Locate each line containing the string "Muhammad" and copy it out.

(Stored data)
§ §
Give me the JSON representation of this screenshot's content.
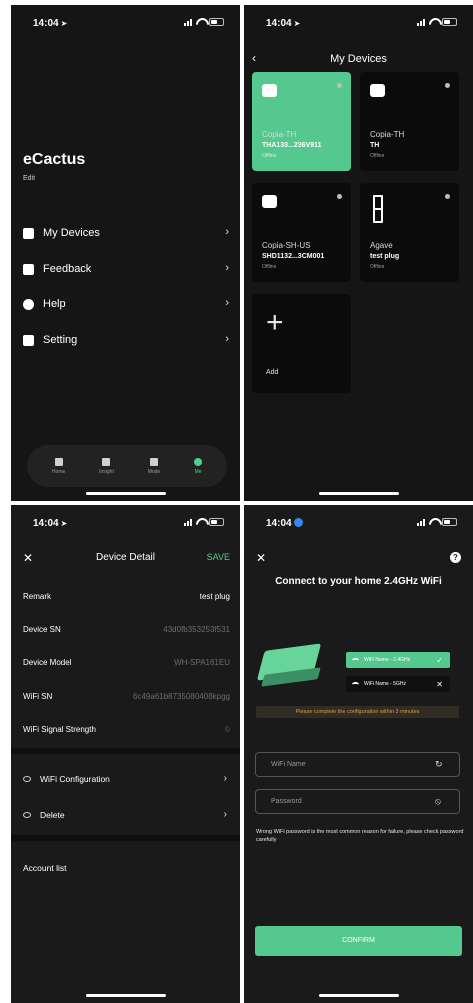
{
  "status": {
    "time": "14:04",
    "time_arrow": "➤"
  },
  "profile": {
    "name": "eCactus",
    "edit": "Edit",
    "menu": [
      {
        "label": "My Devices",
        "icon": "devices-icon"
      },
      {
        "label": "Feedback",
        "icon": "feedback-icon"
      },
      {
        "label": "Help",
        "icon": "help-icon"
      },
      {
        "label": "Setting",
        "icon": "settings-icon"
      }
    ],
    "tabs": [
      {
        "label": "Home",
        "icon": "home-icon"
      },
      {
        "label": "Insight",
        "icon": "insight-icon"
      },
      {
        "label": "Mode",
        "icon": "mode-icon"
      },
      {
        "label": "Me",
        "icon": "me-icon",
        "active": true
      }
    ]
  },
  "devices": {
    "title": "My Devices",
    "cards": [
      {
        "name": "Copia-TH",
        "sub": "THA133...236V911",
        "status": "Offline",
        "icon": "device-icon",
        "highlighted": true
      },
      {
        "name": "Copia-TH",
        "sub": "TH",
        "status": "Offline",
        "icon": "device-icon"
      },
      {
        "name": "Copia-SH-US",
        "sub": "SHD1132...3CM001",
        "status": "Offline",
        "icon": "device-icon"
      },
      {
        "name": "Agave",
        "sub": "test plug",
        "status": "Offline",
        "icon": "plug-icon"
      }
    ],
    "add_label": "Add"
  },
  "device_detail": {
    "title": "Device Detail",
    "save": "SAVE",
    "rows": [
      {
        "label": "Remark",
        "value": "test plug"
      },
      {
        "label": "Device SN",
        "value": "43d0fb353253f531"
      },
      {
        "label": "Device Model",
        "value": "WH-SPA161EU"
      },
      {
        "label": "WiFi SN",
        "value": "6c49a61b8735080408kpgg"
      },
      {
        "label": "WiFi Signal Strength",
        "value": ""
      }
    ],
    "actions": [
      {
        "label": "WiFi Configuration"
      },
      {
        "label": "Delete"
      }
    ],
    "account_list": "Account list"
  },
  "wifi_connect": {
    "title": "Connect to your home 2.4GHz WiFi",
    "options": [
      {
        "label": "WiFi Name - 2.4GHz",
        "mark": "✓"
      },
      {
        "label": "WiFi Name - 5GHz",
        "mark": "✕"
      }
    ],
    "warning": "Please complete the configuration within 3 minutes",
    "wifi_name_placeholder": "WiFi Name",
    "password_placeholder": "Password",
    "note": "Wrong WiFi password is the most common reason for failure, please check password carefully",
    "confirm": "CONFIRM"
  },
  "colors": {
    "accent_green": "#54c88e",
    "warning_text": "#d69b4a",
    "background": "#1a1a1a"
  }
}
§ §
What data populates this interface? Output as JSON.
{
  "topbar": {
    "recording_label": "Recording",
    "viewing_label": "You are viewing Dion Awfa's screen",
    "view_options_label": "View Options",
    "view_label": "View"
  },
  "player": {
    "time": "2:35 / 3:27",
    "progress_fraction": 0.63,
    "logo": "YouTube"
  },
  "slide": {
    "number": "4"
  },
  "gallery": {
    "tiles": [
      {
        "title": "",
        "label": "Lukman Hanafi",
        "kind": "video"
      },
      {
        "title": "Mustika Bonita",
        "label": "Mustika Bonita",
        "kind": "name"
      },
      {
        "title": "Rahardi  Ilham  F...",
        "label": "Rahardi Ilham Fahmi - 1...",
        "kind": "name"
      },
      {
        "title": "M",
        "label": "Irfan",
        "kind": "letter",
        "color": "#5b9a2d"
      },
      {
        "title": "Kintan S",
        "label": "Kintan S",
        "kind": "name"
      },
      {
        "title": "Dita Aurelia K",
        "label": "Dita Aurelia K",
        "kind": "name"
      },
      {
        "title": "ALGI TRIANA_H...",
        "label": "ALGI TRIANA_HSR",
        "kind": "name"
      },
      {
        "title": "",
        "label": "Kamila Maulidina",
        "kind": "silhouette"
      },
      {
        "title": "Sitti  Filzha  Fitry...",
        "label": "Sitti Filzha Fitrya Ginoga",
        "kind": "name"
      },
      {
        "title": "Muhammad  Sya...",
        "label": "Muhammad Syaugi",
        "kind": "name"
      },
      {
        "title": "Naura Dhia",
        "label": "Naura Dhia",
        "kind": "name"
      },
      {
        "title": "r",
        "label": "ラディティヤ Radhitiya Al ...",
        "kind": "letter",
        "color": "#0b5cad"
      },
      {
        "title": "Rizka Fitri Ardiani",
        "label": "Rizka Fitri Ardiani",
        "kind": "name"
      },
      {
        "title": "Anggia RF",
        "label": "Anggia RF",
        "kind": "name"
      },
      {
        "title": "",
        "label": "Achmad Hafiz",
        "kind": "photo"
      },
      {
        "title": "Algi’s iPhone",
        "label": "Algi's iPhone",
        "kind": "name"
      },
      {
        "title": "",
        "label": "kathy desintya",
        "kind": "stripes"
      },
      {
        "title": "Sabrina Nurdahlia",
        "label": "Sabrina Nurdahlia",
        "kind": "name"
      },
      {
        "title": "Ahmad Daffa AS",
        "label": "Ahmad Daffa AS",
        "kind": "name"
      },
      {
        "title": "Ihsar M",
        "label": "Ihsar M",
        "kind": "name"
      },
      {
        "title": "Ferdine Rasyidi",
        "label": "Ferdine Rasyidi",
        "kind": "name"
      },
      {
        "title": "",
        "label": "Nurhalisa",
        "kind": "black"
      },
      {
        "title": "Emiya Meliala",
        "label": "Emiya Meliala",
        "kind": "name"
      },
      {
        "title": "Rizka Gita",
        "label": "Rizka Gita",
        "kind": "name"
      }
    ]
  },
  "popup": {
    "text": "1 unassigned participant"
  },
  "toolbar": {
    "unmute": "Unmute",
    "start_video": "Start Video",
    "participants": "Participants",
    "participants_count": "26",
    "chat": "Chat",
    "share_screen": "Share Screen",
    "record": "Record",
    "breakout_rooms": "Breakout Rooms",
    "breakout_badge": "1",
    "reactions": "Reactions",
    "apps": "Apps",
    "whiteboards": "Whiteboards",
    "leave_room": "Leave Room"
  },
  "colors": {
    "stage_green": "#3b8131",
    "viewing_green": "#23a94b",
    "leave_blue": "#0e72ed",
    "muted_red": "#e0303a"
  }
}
§ §
» **ANSWER TO THE EXERCISE**:
        "title": "Muhammad  Sya...",
        "label": "Muhammad Syaugi",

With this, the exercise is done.